## PROVIDED MATERIAL
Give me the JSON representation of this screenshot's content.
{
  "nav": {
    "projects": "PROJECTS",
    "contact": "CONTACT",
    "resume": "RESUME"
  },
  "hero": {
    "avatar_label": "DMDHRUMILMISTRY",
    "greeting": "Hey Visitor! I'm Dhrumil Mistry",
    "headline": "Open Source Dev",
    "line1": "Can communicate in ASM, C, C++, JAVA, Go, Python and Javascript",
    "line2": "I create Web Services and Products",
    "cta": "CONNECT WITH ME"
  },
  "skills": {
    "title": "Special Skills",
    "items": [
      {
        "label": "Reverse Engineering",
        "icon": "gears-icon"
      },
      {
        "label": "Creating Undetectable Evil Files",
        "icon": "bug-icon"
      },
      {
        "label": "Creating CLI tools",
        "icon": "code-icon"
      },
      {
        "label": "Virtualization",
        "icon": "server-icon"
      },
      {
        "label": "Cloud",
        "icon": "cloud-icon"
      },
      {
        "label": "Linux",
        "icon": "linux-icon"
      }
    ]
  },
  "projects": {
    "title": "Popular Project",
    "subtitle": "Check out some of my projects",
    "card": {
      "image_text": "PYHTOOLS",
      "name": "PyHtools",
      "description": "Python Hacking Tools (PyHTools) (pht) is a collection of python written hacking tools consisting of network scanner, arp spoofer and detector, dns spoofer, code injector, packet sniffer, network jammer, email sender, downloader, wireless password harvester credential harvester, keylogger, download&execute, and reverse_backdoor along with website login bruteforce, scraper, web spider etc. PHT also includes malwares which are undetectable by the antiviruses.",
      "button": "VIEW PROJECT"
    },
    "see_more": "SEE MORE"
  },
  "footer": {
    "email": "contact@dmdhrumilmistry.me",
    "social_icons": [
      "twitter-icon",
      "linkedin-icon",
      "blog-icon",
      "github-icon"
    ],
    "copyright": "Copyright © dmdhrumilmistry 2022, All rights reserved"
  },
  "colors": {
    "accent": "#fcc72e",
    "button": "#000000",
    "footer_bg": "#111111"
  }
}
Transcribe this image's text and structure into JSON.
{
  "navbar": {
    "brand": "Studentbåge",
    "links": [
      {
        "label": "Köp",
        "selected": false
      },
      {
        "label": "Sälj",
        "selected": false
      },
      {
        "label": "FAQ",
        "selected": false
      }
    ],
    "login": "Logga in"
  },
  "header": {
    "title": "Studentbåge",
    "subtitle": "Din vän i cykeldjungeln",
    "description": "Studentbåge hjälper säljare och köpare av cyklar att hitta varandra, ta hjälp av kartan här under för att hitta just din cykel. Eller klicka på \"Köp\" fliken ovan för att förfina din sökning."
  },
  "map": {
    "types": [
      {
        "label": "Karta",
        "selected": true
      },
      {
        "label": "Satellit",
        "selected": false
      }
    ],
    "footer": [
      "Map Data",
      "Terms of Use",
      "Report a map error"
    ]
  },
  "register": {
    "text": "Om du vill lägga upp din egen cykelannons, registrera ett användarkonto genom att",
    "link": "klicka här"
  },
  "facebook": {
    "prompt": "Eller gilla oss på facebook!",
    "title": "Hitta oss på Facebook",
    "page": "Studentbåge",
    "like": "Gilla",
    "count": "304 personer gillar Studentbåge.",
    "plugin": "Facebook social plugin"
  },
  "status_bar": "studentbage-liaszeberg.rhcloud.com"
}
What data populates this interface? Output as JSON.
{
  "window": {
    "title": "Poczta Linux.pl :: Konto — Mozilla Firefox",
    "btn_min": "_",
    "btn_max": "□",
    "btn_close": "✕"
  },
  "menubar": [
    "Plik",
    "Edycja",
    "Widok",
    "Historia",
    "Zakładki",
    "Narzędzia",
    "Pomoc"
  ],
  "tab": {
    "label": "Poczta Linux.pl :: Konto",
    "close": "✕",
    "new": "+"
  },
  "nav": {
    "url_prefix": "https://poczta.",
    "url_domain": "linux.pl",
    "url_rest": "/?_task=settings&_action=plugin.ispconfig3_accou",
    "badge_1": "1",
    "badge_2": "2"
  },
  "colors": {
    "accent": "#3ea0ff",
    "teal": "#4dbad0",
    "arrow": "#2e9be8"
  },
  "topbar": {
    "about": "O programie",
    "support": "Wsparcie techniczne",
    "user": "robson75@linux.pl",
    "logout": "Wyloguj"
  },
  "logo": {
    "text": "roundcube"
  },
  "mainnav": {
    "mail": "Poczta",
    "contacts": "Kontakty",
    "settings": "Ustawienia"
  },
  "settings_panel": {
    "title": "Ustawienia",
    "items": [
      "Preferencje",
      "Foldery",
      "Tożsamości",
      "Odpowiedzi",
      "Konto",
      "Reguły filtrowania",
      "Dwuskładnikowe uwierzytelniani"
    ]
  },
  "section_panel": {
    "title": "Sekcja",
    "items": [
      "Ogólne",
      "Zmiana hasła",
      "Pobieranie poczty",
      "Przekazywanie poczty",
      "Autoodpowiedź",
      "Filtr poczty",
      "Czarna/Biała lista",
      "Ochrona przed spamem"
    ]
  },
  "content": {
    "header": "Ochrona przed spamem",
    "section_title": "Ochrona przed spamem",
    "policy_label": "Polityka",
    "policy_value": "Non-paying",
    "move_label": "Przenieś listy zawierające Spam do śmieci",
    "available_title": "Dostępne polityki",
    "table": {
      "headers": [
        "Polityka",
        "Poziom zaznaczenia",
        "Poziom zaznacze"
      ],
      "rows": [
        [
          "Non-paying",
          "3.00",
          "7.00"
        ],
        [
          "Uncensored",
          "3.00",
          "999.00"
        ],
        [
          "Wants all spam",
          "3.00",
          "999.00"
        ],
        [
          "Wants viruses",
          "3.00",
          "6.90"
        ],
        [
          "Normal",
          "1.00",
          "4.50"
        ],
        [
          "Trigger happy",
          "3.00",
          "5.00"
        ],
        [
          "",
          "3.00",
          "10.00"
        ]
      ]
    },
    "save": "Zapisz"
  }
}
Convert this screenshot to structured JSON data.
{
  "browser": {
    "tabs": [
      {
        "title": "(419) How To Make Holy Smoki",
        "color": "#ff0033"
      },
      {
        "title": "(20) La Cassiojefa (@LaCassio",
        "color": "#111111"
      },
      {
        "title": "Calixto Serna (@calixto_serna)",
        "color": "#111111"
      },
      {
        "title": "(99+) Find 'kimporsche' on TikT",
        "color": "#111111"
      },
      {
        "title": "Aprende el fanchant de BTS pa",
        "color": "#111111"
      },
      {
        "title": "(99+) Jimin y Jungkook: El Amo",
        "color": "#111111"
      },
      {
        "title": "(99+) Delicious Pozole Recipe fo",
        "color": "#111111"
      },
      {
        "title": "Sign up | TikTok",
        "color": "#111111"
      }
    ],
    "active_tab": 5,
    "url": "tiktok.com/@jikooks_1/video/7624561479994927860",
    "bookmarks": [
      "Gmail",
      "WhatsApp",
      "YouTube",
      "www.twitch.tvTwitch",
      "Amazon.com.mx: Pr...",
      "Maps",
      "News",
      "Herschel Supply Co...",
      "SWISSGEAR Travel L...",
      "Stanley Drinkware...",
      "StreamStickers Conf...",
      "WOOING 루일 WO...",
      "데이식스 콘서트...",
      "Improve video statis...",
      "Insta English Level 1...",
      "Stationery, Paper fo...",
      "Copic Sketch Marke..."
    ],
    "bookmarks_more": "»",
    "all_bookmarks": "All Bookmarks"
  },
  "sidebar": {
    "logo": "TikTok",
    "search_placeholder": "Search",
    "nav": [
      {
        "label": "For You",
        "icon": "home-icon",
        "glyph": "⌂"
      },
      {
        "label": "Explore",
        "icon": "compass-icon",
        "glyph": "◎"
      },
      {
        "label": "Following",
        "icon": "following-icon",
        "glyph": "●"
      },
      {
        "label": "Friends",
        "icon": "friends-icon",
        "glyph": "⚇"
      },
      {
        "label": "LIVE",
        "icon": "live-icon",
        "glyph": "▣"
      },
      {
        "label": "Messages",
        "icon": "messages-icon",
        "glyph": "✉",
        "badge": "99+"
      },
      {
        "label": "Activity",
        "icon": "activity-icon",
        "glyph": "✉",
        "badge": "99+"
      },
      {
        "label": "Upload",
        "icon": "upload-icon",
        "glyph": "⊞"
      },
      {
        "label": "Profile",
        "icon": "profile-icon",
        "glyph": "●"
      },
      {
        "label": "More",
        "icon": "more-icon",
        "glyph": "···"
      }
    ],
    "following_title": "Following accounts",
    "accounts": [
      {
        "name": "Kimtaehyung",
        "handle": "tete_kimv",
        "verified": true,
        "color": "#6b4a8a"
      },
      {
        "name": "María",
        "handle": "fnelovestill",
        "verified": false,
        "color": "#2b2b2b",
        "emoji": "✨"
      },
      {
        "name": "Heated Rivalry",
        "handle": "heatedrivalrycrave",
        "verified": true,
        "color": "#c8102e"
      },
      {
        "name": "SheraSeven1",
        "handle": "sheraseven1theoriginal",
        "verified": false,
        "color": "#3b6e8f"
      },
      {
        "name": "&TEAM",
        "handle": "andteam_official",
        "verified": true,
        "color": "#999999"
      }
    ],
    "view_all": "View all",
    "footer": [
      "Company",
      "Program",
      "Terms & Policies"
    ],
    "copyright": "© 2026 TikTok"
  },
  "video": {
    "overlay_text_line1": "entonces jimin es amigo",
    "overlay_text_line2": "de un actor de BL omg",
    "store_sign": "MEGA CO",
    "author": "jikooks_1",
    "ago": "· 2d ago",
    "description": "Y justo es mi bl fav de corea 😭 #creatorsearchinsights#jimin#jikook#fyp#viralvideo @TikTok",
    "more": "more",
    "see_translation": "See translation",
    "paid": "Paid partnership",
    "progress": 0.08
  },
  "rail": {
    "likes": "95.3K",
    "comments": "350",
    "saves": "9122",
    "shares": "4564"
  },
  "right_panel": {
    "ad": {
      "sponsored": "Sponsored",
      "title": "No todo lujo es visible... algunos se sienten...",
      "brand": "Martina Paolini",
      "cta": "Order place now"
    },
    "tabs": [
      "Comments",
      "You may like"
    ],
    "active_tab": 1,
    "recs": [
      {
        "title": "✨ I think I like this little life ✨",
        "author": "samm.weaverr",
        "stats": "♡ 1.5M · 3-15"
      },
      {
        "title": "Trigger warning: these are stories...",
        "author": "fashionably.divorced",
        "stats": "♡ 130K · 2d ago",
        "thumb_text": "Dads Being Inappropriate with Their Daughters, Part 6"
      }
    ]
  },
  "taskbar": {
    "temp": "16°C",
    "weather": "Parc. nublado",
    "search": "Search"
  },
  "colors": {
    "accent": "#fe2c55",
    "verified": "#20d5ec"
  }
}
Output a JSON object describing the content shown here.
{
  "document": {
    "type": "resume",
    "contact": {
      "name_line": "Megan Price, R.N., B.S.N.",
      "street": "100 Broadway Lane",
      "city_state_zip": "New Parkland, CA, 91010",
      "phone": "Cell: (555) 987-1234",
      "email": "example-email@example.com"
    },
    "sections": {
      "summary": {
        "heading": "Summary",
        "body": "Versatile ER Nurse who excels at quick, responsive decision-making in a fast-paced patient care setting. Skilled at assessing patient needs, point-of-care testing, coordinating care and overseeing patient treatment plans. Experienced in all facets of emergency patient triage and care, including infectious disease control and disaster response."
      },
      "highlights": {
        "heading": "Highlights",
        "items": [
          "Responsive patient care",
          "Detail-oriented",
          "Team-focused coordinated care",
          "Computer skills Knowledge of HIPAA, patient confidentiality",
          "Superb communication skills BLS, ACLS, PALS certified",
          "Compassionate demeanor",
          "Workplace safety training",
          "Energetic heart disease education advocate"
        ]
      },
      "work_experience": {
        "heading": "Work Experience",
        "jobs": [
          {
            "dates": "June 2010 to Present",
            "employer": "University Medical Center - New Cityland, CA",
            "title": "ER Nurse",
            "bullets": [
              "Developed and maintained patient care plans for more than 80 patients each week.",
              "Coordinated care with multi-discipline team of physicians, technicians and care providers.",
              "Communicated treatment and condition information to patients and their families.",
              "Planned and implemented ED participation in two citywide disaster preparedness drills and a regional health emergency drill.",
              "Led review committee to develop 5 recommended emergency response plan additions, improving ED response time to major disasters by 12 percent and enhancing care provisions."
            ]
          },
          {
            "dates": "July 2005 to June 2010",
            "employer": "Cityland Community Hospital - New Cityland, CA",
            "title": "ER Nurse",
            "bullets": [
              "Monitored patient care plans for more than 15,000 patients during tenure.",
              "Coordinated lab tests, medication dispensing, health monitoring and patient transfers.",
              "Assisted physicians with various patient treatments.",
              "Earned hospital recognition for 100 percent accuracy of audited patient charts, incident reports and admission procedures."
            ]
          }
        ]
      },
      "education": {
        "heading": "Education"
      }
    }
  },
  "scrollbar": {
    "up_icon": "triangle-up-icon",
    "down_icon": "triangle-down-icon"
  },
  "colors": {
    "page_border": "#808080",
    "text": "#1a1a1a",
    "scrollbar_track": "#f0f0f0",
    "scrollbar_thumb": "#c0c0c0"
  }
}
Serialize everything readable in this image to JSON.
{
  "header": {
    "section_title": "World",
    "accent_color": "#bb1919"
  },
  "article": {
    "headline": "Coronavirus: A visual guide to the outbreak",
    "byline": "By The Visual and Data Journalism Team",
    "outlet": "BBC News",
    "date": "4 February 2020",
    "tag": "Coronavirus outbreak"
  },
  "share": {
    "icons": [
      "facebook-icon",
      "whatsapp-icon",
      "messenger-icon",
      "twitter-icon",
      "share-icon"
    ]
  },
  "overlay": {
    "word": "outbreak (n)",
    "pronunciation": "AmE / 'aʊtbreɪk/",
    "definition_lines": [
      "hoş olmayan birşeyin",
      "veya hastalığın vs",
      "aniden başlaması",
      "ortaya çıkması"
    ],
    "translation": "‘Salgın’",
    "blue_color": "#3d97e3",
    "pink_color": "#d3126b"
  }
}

## WHAT YOU HAVE TO DO
Where does the string "przed" appear in the records above? Return every line that holds it.

## RESULT OF THIS TASK
      "Ochrona przed spamem"
    "header": "Ochrona przed spamem",
    "section_title": "Ochrona przed spamem",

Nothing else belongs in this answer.